Search the data for the string "title" and extract every line where it appears.

━━━━━━━━

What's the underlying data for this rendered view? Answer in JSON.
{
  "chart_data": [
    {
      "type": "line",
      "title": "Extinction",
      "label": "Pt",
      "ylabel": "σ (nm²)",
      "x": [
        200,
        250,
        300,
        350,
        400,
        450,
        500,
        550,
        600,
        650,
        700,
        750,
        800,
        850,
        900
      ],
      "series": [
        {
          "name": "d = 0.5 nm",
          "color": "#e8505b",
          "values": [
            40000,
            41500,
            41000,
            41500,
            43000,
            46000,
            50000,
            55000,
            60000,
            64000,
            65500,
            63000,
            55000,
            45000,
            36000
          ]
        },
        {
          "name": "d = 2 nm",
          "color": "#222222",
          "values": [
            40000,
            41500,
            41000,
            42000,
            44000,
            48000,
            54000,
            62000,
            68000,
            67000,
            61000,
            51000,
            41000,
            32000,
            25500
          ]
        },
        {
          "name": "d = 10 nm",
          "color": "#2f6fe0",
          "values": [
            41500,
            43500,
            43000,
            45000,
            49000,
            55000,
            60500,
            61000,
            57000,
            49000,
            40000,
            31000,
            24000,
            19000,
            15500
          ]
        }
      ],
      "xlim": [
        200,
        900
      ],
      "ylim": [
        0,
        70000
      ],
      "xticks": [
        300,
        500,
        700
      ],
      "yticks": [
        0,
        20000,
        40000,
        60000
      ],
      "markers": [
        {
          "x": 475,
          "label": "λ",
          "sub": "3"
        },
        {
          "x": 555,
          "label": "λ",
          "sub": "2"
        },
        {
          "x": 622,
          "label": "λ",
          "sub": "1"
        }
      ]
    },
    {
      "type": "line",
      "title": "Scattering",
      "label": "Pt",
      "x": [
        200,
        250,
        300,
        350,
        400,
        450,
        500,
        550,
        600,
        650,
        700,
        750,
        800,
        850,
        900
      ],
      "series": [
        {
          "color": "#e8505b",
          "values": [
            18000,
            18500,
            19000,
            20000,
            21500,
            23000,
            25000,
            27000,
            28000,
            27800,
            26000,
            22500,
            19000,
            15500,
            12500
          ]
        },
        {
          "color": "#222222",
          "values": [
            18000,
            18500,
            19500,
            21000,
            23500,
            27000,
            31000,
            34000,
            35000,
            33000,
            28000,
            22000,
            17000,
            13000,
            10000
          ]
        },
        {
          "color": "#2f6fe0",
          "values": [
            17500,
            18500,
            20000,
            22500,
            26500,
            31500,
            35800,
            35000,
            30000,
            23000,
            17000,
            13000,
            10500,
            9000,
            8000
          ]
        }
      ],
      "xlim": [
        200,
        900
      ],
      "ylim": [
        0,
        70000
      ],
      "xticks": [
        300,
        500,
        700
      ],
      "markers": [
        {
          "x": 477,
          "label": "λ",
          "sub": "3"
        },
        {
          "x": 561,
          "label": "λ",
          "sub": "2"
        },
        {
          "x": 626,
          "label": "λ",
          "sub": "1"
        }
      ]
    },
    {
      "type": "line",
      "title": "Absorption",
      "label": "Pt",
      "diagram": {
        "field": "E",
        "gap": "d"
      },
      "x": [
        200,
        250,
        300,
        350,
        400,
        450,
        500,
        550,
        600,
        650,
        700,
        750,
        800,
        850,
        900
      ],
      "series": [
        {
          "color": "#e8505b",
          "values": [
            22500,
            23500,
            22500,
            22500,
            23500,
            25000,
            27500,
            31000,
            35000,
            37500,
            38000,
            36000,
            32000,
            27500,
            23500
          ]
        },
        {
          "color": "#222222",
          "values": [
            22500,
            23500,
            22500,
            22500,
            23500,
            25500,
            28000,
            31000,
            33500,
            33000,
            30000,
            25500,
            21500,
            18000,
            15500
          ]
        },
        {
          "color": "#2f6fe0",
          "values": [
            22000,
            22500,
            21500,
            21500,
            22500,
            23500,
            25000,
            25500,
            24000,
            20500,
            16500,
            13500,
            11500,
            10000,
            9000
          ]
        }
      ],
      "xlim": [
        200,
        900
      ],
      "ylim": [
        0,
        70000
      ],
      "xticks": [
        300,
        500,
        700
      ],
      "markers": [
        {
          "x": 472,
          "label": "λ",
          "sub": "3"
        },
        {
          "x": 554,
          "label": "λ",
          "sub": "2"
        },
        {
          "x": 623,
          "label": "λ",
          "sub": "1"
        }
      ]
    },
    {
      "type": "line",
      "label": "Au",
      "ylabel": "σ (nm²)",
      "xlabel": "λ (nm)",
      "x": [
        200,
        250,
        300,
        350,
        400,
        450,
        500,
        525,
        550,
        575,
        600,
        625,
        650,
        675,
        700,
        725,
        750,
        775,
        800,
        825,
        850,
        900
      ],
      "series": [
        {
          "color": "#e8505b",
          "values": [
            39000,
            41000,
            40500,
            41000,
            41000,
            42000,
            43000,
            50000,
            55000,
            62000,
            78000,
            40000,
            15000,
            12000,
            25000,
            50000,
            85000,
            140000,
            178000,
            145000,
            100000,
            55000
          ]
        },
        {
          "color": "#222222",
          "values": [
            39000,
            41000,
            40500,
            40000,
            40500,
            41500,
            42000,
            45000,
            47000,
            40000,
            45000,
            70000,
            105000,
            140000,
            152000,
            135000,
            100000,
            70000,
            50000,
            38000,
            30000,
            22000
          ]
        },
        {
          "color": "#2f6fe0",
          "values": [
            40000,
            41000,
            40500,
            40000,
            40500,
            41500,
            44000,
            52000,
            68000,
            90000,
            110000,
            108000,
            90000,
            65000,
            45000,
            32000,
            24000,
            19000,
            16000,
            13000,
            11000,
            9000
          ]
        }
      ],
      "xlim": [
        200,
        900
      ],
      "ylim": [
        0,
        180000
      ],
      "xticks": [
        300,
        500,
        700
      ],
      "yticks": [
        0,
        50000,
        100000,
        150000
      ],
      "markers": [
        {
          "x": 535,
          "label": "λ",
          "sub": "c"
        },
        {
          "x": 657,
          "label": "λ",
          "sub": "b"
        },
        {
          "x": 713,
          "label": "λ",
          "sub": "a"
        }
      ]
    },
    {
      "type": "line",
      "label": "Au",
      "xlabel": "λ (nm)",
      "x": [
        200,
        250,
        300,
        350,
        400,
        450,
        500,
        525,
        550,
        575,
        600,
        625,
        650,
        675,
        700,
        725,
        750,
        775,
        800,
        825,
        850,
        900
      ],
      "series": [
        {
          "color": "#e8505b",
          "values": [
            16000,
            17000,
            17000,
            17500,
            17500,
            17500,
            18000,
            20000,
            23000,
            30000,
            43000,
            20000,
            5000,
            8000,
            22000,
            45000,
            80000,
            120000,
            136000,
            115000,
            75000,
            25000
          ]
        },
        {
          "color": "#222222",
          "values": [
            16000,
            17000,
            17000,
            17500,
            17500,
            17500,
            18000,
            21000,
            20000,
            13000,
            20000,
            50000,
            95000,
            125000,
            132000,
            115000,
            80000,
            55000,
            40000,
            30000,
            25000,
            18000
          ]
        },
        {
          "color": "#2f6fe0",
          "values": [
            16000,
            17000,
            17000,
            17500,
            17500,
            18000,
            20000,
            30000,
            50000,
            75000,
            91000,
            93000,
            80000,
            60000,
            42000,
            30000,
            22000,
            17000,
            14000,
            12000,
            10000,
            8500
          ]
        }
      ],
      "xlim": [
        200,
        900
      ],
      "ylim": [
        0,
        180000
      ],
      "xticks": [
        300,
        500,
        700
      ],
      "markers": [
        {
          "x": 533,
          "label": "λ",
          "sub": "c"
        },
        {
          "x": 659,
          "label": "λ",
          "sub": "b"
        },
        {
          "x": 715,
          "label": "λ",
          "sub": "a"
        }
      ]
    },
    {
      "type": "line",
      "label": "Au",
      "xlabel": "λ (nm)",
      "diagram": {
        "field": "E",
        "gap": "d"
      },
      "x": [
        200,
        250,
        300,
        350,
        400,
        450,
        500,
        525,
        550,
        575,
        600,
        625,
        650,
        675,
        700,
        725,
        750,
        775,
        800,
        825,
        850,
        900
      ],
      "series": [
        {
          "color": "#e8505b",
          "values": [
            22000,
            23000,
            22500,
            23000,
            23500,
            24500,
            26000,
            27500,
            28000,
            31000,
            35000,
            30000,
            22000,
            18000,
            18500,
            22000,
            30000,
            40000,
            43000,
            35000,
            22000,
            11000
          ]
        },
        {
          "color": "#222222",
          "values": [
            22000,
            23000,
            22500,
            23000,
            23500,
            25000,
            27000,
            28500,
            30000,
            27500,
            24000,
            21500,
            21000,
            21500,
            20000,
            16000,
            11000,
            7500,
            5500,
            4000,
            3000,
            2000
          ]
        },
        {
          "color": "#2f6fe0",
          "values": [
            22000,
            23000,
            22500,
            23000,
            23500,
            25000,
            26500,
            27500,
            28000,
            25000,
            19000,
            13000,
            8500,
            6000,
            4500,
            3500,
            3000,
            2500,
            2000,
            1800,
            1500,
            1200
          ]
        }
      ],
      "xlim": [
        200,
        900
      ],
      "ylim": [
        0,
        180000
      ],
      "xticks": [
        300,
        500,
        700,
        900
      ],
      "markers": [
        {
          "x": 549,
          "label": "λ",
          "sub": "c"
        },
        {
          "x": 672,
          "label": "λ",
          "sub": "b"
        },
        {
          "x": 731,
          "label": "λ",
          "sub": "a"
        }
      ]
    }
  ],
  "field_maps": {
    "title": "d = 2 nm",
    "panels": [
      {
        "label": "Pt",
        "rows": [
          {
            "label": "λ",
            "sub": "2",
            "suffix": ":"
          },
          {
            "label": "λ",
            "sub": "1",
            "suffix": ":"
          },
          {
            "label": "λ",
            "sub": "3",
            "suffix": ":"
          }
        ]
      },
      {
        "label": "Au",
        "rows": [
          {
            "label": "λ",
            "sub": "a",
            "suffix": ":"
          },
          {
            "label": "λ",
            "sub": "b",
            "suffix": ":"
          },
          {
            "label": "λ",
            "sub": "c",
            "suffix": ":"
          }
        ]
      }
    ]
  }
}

━━━━━━━━

▸ RESPONSE TO THIS TASK
      "title": "Extinction",
      "title": "Scattering",
      "title": "Absorption",
    "title": "d = 2 nm",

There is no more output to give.